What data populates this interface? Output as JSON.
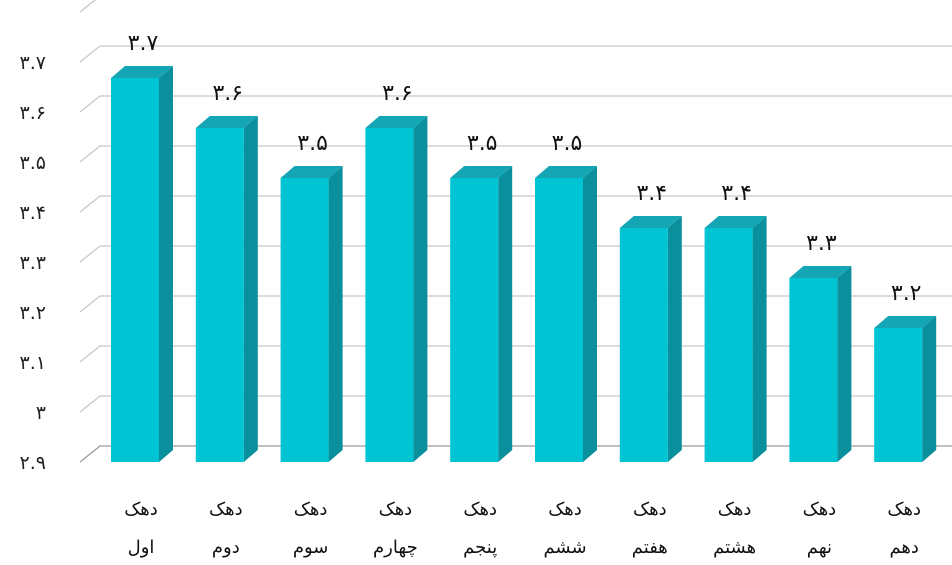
{
  "chart_data": {
    "type": "bar",
    "style": "3d-column",
    "categories": [
      [
        "دهک",
        "اول"
      ],
      [
        "دهک",
        "دوم"
      ],
      [
        "دهک",
        "سوم"
      ],
      [
        "دهک",
        "چهارم"
      ],
      [
        "دهک",
        "پنجم"
      ],
      [
        "دهک",
        "ششم"
      ],
      [
        "دهک",
        "هفتم"
      ],
      [
        "دهک",
        "هشتم"
      ],
      [
        "دهک",
        "نهم"
      ],
      [
        "دهک",
        "دهم"
      ]
    ],
    "values": [
      3.7,
      3.6,
      3.5,
      3.6,
      3.5,
      3.5,
      3.4,
      3.4,
      3.3,
      3.2
    ],
    "value_labels": [
      "۳.۷",
      "۳.۶",
      "۳.۵",
      "۳.۶",
      "۳.۵",
      "۳.۵",
      "۳.۴",
      "۳.۴",
      "۳.۳",
      "۳.۲"
    ],
    "y_ticks": [
      2.9,
      3.0,
      3.1,
      3.2,
      3.3,
      3.4,
      3.5,
      3.6,
      3.7,
      3.8
    ],
    "y_tick_labels": [
      "۲.۹",
      "۳",
      "۳.۱",
      "۳.۲",
      "۳.۳",
      "۳.۴",
      "۳.۵",
      "۳.۶",
      "۳.۷",
      ""
    ],
    "ylim": [
      2.9,
      3.8
    ],
    "grid": true,
    "legend": "none",
    "colors": {
      "bar_front": "#00c3d4",
      "bar_side": "#0a8f9c",
      "bar_top": "#14a6b4"
    }
  }
}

* * * * *

_DESCRIPTION OF THE TASK_
Reproduce the whole listing exactly, but not the images in it.

_OUTPUT FOR THIS TASK_
What data populates this interface? Output as JSON.
{
  "chart_data": {
    "type": "bar",
    "style": "3d-column",
    "categories": [
      [
        "دهک",
        "اول"
      ],
      [
        "دهک",
        "دوم"
      ],
      [
        "دهک",
        "سوم"
      ],
      [
        "دهک",
        "چهارم"
      ],
      [
        "دهک",
        "پنجم"
      ],
      [
        "دهک",
        "ششم"
      ],
      [
        "دهک",
        "هفتم"
      ],
      [
        "دهک",
        "هشتم"
      ],
      [
        "دهک",
        "نهم"
      ],
      [
        "دهک",
        "دهم"
      ]
    ],
    "values": [
      3.7,
      3.6,
      3.5,
      3.6,
      3.5,
      3.5,
      3.4,
      3.4,
      3.3,
      3.2
    ],
    "value_labels": [
      "۳.۷",
      "۳.۶",
      "۳.۵",
      "۳.۶",
      "۳.۵",
      "۳.۵",
      "۳.۴",
      "۳.۴",
      "۳.۳",
      "۳.۲"
    ],
    "y_ticks": [
      2.9,
      3.0,
      3.1,
      3.2,
      3.3,
      3.4,
      3.5,
      3.6,
      3.7,
      3.8
    ],
    "y_tick_labels": [
      "۲.۹",
      "۳",
      "۳.۱",
      "۳.۲",
      "۳.۳",
      "۳.۴",
      "۳.۵",
      "۳.۶",
      "۳.۷",
      ""
    ],
    "ylim": [
      2.9,
      3.8
    ],
    "grid": true,
    "legend": "none",
    "colors": {
      "bar_front": "#00c3d4",
      "bar_side": "#0a8f9c",
      "bar_top": "#14a6b4"
    }
  }
}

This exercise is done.